(Items from a dataset)

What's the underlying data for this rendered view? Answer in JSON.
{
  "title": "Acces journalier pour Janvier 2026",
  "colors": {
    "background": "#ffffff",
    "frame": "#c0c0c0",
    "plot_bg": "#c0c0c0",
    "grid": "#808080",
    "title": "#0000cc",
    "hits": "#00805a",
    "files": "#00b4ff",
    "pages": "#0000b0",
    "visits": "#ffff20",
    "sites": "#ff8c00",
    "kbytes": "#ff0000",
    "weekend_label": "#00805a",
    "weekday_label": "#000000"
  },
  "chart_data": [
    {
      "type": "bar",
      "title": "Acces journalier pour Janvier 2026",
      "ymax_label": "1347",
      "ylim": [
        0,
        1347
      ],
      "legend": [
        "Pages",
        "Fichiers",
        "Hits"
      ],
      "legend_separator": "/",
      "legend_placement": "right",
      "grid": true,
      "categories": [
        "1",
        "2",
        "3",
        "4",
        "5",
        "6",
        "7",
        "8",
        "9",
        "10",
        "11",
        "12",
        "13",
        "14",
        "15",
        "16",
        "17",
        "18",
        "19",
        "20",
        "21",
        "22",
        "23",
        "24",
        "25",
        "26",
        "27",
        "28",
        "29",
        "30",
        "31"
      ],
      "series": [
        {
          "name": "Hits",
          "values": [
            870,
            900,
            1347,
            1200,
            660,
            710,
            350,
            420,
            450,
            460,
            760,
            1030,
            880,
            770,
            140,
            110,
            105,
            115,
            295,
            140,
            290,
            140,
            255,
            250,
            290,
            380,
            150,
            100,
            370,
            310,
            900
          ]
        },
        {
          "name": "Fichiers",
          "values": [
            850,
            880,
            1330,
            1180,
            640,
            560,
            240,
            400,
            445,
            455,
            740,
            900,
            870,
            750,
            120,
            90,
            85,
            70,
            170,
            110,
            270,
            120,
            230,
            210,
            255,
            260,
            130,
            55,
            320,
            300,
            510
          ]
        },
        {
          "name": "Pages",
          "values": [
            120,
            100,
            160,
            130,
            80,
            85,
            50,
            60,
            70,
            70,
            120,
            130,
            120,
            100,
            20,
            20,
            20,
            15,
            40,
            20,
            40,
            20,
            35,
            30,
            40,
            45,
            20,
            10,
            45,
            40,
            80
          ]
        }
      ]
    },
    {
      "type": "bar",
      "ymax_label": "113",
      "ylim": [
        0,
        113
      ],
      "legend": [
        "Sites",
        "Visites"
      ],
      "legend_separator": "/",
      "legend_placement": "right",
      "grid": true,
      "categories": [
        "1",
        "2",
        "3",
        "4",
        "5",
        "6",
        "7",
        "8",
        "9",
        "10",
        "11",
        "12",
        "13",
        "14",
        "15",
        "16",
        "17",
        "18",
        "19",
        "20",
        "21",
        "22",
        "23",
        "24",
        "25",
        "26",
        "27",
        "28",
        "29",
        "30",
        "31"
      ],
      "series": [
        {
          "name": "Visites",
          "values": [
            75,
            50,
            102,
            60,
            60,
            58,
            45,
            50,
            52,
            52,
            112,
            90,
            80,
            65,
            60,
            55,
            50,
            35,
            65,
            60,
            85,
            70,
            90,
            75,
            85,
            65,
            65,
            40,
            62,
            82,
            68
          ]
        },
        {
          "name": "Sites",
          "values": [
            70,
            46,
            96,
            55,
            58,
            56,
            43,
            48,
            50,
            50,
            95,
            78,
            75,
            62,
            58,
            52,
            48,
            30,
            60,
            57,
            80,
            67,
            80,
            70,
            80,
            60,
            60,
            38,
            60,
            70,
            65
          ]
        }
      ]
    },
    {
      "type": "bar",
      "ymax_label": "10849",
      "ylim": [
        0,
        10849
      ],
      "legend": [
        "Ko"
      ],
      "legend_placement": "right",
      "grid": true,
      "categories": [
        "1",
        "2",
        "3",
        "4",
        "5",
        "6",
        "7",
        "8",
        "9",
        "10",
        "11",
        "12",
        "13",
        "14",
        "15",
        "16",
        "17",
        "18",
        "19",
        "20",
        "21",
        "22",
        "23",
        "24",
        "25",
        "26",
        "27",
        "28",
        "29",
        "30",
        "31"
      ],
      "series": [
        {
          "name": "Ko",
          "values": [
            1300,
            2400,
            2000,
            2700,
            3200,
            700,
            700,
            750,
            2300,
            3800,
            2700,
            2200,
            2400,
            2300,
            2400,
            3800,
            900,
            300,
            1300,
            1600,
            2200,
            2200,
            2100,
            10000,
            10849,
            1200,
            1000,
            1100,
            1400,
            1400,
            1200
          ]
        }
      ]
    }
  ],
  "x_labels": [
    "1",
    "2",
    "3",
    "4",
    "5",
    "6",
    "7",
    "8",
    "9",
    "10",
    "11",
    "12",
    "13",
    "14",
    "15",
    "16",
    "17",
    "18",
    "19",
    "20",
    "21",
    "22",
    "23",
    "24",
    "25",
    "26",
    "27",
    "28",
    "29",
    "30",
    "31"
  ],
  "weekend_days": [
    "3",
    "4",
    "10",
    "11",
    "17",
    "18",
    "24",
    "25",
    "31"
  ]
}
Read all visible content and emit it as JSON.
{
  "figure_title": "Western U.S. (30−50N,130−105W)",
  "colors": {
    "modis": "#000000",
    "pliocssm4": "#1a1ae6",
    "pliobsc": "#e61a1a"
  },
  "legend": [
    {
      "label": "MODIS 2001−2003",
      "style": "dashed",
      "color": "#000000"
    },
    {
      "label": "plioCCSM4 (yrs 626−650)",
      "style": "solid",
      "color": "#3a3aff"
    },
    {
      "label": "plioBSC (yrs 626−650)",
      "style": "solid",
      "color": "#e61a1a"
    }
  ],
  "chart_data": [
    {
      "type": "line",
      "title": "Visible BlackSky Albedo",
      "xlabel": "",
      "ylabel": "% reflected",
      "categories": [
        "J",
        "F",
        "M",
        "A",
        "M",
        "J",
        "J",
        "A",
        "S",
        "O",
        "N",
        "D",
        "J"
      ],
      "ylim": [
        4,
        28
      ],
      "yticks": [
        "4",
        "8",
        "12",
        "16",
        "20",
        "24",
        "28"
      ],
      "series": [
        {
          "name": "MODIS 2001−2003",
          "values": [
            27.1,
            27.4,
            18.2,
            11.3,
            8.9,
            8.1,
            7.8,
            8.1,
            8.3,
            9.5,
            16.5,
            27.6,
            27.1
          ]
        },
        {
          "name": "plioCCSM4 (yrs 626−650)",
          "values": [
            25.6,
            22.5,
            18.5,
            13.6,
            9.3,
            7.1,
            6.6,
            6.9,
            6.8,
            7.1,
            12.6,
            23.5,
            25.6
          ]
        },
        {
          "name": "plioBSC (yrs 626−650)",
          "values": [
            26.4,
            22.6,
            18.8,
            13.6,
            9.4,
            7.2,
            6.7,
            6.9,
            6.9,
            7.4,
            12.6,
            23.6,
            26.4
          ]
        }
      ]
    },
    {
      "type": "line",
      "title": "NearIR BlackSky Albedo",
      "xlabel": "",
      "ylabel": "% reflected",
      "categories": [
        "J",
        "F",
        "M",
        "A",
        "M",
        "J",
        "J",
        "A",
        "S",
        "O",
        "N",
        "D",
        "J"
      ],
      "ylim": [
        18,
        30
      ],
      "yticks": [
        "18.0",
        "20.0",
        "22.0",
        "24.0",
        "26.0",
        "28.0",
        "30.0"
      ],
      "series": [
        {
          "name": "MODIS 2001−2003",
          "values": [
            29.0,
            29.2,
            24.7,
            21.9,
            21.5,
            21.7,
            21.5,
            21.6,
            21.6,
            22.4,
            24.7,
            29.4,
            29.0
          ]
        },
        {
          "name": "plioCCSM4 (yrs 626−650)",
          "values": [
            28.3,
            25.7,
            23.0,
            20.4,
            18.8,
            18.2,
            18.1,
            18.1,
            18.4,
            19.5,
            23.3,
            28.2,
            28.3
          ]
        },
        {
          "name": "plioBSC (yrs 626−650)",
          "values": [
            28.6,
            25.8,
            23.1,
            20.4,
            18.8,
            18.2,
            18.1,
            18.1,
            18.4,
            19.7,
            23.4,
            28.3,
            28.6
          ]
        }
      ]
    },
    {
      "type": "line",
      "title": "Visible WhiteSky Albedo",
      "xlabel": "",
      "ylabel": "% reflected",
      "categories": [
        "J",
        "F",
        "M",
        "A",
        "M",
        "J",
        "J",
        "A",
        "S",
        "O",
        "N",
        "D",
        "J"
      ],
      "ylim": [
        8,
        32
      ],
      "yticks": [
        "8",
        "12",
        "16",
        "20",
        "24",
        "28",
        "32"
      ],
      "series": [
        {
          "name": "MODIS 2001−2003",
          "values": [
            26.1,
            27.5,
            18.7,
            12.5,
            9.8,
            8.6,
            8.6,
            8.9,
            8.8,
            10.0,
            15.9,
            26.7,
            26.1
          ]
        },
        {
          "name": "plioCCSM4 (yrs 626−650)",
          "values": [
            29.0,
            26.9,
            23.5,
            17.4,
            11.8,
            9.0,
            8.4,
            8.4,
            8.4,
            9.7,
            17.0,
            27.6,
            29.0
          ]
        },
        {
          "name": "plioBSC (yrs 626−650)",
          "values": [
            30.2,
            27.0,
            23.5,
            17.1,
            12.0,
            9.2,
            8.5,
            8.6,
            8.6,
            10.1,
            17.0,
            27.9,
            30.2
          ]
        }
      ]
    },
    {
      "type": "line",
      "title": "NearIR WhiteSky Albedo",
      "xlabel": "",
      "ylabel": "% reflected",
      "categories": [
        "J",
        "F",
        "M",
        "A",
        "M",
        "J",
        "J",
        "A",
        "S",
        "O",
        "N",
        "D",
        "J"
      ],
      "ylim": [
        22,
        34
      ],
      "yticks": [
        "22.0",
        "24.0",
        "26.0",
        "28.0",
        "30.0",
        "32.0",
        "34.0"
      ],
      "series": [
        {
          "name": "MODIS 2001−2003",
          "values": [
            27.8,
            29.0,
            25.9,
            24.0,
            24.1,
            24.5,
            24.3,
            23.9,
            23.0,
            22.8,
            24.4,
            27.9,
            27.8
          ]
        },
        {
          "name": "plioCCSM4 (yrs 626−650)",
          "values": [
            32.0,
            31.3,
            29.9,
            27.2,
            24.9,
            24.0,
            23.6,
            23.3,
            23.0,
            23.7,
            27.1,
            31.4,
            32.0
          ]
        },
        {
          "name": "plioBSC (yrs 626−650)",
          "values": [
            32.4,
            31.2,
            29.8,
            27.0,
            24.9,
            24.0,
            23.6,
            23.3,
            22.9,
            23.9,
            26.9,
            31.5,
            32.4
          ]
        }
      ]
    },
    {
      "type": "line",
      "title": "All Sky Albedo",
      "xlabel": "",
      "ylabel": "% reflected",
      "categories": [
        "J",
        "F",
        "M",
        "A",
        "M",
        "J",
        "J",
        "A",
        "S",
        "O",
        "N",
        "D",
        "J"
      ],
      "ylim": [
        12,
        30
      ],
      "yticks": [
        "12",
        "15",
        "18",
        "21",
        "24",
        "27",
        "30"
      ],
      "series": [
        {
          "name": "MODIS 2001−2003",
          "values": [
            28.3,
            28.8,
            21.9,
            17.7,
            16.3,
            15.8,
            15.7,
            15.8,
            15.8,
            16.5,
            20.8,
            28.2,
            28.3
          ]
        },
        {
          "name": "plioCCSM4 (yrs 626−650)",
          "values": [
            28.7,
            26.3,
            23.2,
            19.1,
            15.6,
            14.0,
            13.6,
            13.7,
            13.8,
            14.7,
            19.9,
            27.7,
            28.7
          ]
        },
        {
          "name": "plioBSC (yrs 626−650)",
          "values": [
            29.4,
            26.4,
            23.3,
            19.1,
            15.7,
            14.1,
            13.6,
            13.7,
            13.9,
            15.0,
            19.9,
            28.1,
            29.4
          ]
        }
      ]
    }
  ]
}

### The task
Look through the entries above; copy each line where the string "JSON" appears.

### Expected answer
What's the underlying data for this rendered view? Answer in JSON.
Read all visible content and emit it as JSON.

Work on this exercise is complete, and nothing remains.